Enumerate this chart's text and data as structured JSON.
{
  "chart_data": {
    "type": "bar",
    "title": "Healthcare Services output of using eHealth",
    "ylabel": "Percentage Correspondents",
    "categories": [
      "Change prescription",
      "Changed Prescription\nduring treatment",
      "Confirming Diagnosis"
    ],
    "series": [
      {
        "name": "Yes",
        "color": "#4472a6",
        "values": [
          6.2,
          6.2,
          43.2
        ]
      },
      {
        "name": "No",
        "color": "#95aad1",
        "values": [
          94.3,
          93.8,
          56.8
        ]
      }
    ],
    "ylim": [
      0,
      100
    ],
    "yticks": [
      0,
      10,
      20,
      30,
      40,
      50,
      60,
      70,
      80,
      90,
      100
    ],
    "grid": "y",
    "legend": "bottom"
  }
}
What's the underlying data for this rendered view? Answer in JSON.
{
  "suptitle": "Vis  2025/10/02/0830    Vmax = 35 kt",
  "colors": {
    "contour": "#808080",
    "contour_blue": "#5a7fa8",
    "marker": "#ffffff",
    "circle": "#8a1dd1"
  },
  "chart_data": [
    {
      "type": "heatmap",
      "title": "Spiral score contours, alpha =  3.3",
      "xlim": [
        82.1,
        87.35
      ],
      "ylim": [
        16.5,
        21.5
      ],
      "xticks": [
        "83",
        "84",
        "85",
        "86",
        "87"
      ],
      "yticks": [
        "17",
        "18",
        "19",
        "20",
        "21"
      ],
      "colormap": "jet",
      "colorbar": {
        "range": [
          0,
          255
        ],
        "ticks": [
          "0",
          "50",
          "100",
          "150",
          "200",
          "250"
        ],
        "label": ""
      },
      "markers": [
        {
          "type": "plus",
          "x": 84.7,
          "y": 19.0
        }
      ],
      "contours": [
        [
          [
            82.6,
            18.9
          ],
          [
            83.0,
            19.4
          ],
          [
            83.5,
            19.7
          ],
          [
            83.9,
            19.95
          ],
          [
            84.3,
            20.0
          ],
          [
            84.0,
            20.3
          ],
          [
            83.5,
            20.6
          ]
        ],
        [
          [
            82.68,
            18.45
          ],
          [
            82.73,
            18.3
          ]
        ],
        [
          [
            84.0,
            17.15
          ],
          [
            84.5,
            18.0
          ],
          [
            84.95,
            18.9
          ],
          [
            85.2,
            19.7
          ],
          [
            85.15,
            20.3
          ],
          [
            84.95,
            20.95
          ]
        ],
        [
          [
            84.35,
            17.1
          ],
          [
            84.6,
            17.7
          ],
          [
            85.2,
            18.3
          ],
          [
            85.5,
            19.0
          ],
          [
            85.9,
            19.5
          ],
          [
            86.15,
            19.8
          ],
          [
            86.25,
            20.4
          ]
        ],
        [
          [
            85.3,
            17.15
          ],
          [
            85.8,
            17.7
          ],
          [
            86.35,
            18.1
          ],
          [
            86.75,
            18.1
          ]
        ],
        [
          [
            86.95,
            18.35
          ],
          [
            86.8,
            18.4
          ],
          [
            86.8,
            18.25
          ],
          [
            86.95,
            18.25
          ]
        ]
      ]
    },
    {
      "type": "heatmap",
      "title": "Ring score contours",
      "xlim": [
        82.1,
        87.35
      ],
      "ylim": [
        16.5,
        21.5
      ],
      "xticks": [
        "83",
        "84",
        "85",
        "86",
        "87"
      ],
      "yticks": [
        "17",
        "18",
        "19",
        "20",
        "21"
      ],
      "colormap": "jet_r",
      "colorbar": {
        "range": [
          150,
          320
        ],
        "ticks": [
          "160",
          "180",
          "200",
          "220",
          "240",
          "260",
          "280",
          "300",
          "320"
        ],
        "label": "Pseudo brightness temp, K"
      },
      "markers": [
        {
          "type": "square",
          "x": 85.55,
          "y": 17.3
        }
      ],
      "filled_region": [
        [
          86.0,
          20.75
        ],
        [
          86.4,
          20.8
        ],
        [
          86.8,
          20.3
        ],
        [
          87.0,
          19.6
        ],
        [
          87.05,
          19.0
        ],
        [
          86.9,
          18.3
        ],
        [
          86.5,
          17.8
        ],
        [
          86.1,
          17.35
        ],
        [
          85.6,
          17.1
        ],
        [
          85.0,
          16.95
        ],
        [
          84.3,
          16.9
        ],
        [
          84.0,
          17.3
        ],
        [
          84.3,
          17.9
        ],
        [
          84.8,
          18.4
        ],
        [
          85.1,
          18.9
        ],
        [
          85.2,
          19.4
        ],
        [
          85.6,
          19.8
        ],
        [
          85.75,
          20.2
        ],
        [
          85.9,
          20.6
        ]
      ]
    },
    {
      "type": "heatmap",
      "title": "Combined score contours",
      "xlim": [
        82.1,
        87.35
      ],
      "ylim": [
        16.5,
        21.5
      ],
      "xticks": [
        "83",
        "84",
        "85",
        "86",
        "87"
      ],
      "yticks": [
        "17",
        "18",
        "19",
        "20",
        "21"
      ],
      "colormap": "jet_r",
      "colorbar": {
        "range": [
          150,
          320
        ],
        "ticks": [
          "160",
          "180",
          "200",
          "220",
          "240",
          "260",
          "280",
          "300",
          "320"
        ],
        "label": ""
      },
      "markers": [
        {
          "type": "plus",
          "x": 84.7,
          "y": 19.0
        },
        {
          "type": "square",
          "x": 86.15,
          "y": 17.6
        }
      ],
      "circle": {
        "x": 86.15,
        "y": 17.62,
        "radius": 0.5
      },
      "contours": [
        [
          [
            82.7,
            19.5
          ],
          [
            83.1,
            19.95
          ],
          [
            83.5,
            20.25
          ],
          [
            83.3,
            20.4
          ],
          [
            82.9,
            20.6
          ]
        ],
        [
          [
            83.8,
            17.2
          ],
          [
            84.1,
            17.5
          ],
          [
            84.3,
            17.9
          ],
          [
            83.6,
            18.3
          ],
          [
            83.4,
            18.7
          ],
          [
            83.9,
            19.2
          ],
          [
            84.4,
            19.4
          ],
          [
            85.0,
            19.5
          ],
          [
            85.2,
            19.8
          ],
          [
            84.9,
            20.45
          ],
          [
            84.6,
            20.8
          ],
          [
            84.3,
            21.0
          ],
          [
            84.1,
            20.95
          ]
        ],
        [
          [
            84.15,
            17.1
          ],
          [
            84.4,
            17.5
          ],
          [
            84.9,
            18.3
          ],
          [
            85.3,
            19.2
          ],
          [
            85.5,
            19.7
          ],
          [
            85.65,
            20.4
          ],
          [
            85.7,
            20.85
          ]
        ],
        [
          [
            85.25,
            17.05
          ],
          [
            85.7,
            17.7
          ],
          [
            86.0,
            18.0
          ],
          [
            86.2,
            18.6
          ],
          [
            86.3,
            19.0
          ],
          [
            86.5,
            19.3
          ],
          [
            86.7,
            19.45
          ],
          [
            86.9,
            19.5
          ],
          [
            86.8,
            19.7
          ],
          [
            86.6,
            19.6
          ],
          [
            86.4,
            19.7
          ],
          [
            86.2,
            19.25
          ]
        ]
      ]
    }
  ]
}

→ **TASK DETAILS**
Repeat the material from above exactly, word for word.

→ **ANSWER TO THIS PROBLEM**
Enumerate this chart's text and data as structured JSON.
{
  "chart_data": {
    "type": "bar",
    "title": "Healthcare Services output of using eHealth",
    "ylabel": "Percentage Correspondents",
    "categories": [
      "Change prescription",
      "Changed Prescription\nduring treatment",
      "Confirming Diagnosis"
    ],
    "series": [
      {
        "name": "Yes",
        "color": "#4472a6",
        "values": [
          6.2,
          6.2,
          43.2
        ]
      },
      {
        "name": "No",
        "color": "#95aad1",
        "values": [
          94.3,
          93.8,
          56.8
        ]
      }
    ],
    "ylim": [
      0,
      100
    ],
    "yticks": [
      0,
      10,
      20,
      30,
      40,
      50,
      60,
      70,
      80,
      90,
      100
    ],
    "grid": "y",
    "legend": "bottom"
  }
}
What's the underlying data for this rendered view? Answer in JSON.
{
  "suptitle": "Vis  2025/10/02/0830    Vmax = 35 kt",
  "colors": {
    "contour": "#808080",
    "contour_blue": "#5a7fa8",
    "marker": "#ffffff",
    "circle": "#8a1dd1"
  },
  "chart_data": [
    {
      "type": "heatmap",
      "title": "Spiral score contours, alpha =  3.3",
      "xlim": [
        82.1,
        87.35
      ],
      "ylim": [
        16.5,
        21.5
      ],
      "xticks": [
        "83",
        "84",
        "85",
        "86",
        "87"
      ],
      "yticks": [
        "17",
        "18",
        "19",
        "20",
        "21"
      ],
      "colormap": "jet",
      "colorbar": {
        "range": [
          0,
          255
        ],
        "ticks": [
          "0",
          "50",
          "100",
          "150",
          "200",
          "250"
        ],
        "label": ""
      },
      "markers": [
        {
          "type": "plus",
          "x": 84.7,
          "y": 19.0
        }
      ],
      "contours": [
        [
          [
            82.6,
            18.9
          ],
          [
            83.0,
            19.4
          ],
          [
            83.5,
            19.7
          ],
          [
            83.9,
            19.95
          ],
          [
            84.3,
            20.0
          ],
          [
            84.0,
            20.3
          ],
          [
            83.5,
            20.6
          ]
        ],
        [
          [
            82.68,
            18.45
          ],
          [
            82.73,
            18.3
          ]
        ],
        [
          [
            84.0,
            17.15
          ],
          [
            84.5,
            18.0
          ],
          [
            84.95,
            18.9
          ],
          [
            85.2,
            19.7
          ],
          [
            85.15,
            20.3
          ],
          [
            84.95,
            20.95
          ]
        ],
        [
          [
            84.35,
            17.1
          ],
          [
            84.6,
            17.7
          ],
          [
            85.2,
            18.3
          ],
          [
            85.5,
            19.0
          ],
          [
            85.9,
            19.5
          ],
          [
            86.15,
            19.8
          ],
          [
            86.25,
            20.4
          ]
        ],
        [
          [
            85.3,
            17.15
          ],
          [
            85.8,
            17.7
          ],
          [
            86.35,
            18.1
          ],
          [
            86.75,
            18.1
          ]
        ],
        [
          [
            86.95,
            18.35
          ],
          [
            86.8,
            18.4
          ],
          [
            86.8,
            18.25
          ],
          [
            86.95,
            18.25
          ]
        ]
      ]
    },
    {
      "type": "heatmap",
      "title": "Ring score contours",
      "xlim": [
        82.1,
        87.35
      ],
      "ylim": [
        16.5,
        21.5
      ],
      "xticks": [
        "83",
        "84",
        "85",
        "86",
        "87"
      ],
      "yticks": [
        "17",
        "18",
        "19",
        "20",
        "21"
      ],
      "colormap": "jet_r",
      "colorbar": {
        "range": [
          150,
          320
        ],
        "ticks": [
          "160",
          "180",
          "200",
          "220",
          "240",
          "260",
          "280",
          "300",
          "320"
        ],
        "label": "Pseudo brightness temp, K"
      },
      "markers": [
        {
          "type": "square",
          "x": 85.55,
          "y": 17.3
        }
      ],
      "filled_region": [
        [
          86.0,
          20.75
        ],
        [
          86.4,
          20.8
        ],
        [
          86.8,
          20.3
        ],
        [
          87.0,
          19.6
        ],
        [
          87.05,
          19.0
        ],
        [
          86.9,
          18.3
        ],
        [
          86.5,
          17.8
        ],
        [
          86.1,
          17.35
        ],
        [
          85.6,
          17.1
        ],
        [
          85.0,
          16.95
        ],
        [
          84.3,
          16.9
        ],
        [
          84.0,
          17.3
        ],
        [
          84.3,
          17.9
        ],
        [
          84.8,
          18.4
        ],
        [
          85.1,
          18.9
        ],
        [
          85.2,
          19.4
        ],
        [
          85.6,
          19.8
        ],
        [
          85.75,
          20.2
        ],
        [
          85.9,
          20.6
        ]
      ]
    },
    {
      "type": "heatmap",
      "title": "Combined score contours",
      "xlim": [
        82.1,
        87.35
      ],
      "ylim": [
        16.5,
        21.5
      ],
      "xticks": [
        "83",
        "84",
        "85",
        "86",
        "87"
      ],
      "yticks": [
        "17",
        "18",
        "19",
        "20",
        "21"
      ],
      "colormap": "jet_r",
      "colorbar": {
        "range": [
          150,
          320
        ],
        "ticks": [
          "160",
          "180",
          "200",
          "220",
          "240",
          "260",
          "280",
          "300",
          "320"
        ],
        "label": ""
      },
      "markers": [
        {
          "type": "plus",
          "x": 84.7,
          "y": 19.0
        },
        {
          "type": "square",
          "x": 86.15,
          "y": 17.6
        }
      ],
      "circle": {
        "x": 86.15,
        "y": 17.62,
        "radius": 0.5
      },
      "contours": [
        [
          [
            82.7,
            19.5
          ],
          [
            83.1,
            19.95
          ],
          [
            83.5,
            20.25
          ],
          [
            83.3,
            20.4
          ],
          [
            82.9,
            20.6
          ]
        ],
        [
          [
            83.8,
            17.2
          ],
          [
            84.1,
            17.5
          ],
          [
            84.3,
            17.9
          ],
          [
            83.6,
            18.3
          ],
          [
            83.4,
            18.7
          ],
          [
            83.9,
            19.2
          ],
          [
            84.4,
            19.4
          ],
          [
            85.0,
            19.5
          ],
          [
            85.2,
            19.8
          ],
          [
            84.9,
            20.45
          ],
          [
            84.6,
            20.8
          ],
          [
            84.3,
            21.0
          ],
          [
            84.1,
            20.95
          ]
        ],
        [
          [
            84.15,
            17.1
          ],
          [
            84.4,
            17.5
          ],
          [
            84.9,
            18.3
          ],
          [
            85.3,
            19.2
          ],
          [
            85.5,
            19.7
          ],
          [
            85.65,
            20.4
          ],
          [
            85.7,
            20.85
          ]
        ],
        [
          [
            85.25,
            17.05
          ],
          [
            85.7,
            17.7
          ],
          [
            86.0,
            18.0
          ],
          [
            86.2,
            18.6
          ],
          [
            86.3,
            19.0
          ],
          [
            86.5,
            19.3
          ],
          [
            86.7,
            19.45
          ],
          [
            86.9,
            19.5
          ],
          [
            86.8,
            19.7
          ],
          [
            86.6,
            19.6
          ],
          [
            86.4,
            19.7
          ],
          [
            86.2,
            19.25
          ]
        ]
      ]
    }
  ]
}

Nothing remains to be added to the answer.